• **LA CONSIGNE**
Recopiez sans rien changer le passage de l'extrait ci-dessous sur le film « America » qui va de « Eli avait quitté » à « les couleurs israéliennes. ».

• **EXTRAIT FOURNI**
De Chicago au désert du Néguev : « America », d’Ofir Raul Graizer

Eli avait quitté Israël encore tout jeune, et il avait émigré à Chicago, dans le pays du rêve et de tous les possibles : l’Amérique, le lieu de l’ailleurs par définition même.

Il menait sa petite vie de maitre-nageur sauveteur dans une piscine municipale où chacun, collègues, élèves et parents d’élèves, l’appréciait à sa juste mesure d’homme calme, doux et pondéré.

Eli avait fui une enfance difficile à cause, essentiellement, d’un père policier hyper violent qui le battait, et qui avait mené la mère jusqu’au suicide. Eli en avait même changé de nom pour mieux signifier, symboliquement, la distance : Eli Greenberg était devenu Eli Cross.

Enfant, Eli avait été sauvé par une passion qu’il partageait avec son ami Yotam : la natation. Ensemble, dirigé par Muti, le père de Yotam, ils s’entrainaient persuadés qu’ils arriveraient à participer aux Jeux Olympiques sous les couleurs israéliennes.

• **DONNÉES FOURNIES**
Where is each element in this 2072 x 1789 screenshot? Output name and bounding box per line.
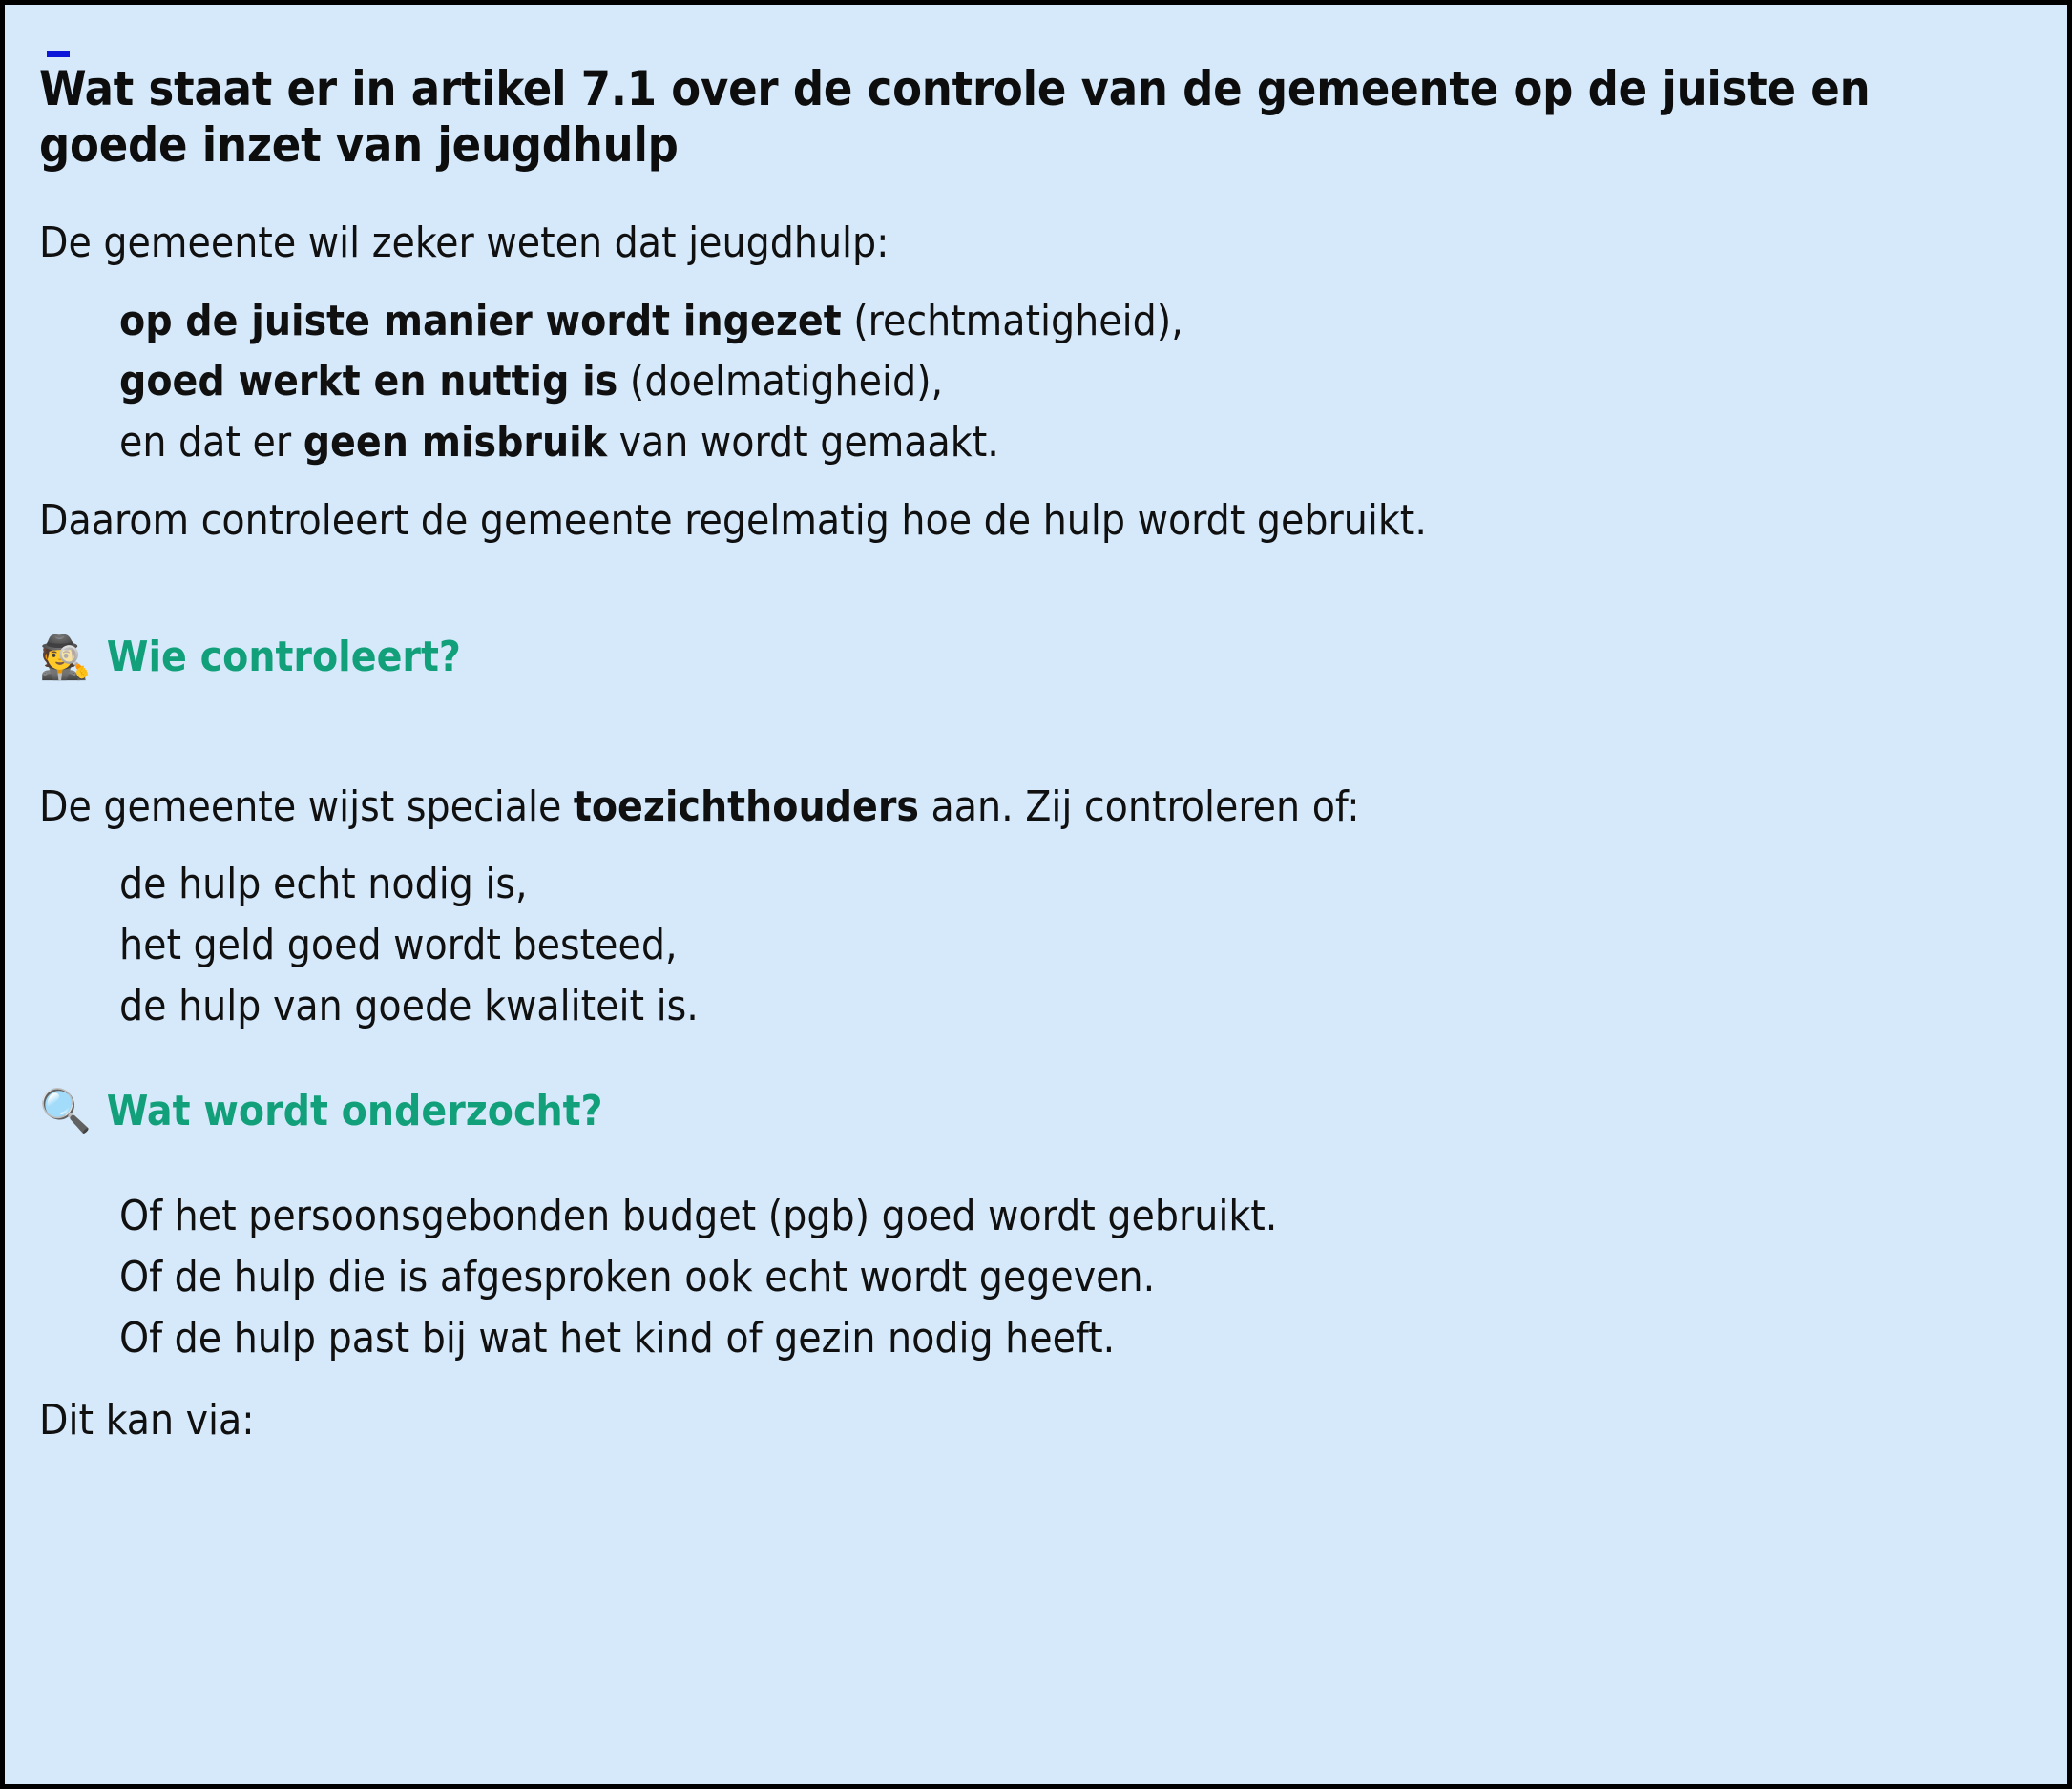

• **SOLUTION PROPOSÉE**
Eli avait quitté Israël encore tout jeune, et il avait émigré à Chicago, dans le pays du rêve et de tous les possibles : l’Amérique, le lieu de l’ailleurs par définition même.

Il menait sa petite vie de maitre-nageur sauveteur dans une piscine municipale où chacun, collègues, élèves et parents d’élèves, l’appréciait à sa juste mesure d’homme calme, doux et pondéré.

Eli avait fui une enfance difficile à cause, essentiellement, d’un père policier hyper violent qui le battait, et qui avait mené la mère jusqu’au suicide. Eli en avait même changé de nom pour mieux signifier, symboliquement, la distance : Eli Greenberg était devenu Eli Cross.

Enfant, Eli avait été sauvé par une passion qu’il partageait avec son ami Yotam : la natation. Ensemble, dirigé par Muti, le père de Yotam, ils s’entrainaient persuadés qu’ils arriveraient à participer aux Jeux Olympiques sous les couleurs israéliennes.